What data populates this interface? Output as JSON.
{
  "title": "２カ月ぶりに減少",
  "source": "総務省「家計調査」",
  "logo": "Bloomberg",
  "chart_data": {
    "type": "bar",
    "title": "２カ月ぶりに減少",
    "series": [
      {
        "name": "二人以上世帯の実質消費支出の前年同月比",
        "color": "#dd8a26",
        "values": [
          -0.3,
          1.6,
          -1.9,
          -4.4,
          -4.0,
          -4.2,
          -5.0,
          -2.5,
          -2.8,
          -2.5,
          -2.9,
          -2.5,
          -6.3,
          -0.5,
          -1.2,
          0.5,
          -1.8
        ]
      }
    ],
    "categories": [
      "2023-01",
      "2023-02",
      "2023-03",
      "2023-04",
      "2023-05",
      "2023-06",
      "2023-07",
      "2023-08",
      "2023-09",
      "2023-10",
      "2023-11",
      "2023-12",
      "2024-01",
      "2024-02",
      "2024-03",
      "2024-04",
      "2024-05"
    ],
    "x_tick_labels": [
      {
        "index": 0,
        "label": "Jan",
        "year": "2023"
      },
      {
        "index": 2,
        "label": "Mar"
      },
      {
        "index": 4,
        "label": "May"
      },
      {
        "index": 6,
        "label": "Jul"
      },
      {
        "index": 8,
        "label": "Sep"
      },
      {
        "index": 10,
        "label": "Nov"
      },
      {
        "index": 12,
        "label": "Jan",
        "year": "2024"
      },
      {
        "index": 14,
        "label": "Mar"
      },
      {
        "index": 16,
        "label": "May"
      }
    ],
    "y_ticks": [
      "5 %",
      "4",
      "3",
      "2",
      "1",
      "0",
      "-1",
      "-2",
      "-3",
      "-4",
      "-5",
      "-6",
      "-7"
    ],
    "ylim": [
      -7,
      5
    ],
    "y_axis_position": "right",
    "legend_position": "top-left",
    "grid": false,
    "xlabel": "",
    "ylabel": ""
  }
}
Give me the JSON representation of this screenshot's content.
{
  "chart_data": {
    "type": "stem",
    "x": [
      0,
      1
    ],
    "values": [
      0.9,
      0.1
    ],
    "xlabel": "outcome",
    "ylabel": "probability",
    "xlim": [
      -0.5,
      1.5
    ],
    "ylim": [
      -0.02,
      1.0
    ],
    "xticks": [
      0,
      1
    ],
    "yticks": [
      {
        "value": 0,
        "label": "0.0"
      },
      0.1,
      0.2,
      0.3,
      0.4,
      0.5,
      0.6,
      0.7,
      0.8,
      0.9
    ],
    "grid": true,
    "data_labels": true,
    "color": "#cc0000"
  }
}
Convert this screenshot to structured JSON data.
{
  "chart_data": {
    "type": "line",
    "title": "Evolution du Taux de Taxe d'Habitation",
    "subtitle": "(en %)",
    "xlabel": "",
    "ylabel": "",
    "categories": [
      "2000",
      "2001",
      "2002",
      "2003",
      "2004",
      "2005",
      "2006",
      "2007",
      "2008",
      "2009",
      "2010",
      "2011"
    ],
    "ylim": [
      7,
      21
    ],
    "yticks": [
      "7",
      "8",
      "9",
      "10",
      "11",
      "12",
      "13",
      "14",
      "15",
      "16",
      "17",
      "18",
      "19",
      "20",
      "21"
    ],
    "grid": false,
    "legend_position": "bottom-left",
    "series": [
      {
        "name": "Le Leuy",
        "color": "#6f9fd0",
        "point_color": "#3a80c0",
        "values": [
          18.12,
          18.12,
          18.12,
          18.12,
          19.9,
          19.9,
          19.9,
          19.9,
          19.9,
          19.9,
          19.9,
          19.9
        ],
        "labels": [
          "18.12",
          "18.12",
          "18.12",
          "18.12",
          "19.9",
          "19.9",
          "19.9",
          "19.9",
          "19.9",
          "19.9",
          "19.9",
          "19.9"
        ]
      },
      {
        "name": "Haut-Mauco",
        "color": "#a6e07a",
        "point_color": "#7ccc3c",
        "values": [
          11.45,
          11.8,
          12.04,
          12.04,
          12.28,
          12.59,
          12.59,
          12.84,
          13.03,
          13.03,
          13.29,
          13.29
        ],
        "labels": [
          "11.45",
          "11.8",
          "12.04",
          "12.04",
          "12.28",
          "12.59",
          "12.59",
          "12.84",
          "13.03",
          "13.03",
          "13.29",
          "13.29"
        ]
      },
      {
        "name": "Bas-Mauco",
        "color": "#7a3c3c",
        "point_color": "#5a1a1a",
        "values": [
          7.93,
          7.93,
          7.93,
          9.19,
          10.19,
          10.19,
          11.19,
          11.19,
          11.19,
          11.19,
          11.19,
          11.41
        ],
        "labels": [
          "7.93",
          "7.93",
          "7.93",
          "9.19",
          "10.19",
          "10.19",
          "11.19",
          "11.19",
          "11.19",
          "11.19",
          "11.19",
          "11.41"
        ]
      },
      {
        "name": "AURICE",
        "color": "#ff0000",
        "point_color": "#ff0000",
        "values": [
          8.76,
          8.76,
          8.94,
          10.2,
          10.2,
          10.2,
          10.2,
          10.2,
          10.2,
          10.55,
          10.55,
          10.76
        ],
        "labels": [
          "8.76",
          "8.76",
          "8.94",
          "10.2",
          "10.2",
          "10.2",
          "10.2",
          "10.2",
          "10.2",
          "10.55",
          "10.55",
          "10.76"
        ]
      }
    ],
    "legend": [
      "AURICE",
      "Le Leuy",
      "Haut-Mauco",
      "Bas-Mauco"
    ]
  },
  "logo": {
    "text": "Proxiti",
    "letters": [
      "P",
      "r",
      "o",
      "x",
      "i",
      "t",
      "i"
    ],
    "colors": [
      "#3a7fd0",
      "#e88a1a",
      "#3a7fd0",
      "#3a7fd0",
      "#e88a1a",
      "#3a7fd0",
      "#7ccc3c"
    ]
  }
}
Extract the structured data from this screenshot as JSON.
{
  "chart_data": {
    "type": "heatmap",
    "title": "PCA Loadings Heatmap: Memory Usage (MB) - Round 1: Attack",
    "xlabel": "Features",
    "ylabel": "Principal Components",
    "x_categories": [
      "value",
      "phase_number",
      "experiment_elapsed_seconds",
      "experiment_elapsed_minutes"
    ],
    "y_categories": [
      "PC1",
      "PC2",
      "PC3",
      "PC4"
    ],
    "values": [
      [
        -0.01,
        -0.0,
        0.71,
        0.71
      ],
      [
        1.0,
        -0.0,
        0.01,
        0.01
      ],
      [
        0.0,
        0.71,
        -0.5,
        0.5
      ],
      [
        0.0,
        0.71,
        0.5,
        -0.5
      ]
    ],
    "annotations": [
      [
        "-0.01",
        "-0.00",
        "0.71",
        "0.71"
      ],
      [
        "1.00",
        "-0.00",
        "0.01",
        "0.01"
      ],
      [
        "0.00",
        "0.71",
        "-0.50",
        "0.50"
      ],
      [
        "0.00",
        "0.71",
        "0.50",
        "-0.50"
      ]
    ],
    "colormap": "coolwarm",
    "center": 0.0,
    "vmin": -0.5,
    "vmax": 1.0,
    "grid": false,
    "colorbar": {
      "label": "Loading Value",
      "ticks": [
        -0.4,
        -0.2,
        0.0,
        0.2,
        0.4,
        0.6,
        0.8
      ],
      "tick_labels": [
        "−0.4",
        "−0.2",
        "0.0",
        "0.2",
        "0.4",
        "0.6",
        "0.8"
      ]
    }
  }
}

....

TASK DIRECTIONS: Return each line that includes "structured".

TASK RESULT:
Convert this screenshot to structured JSON data.
Extract the structured data from this screenshot as JSON.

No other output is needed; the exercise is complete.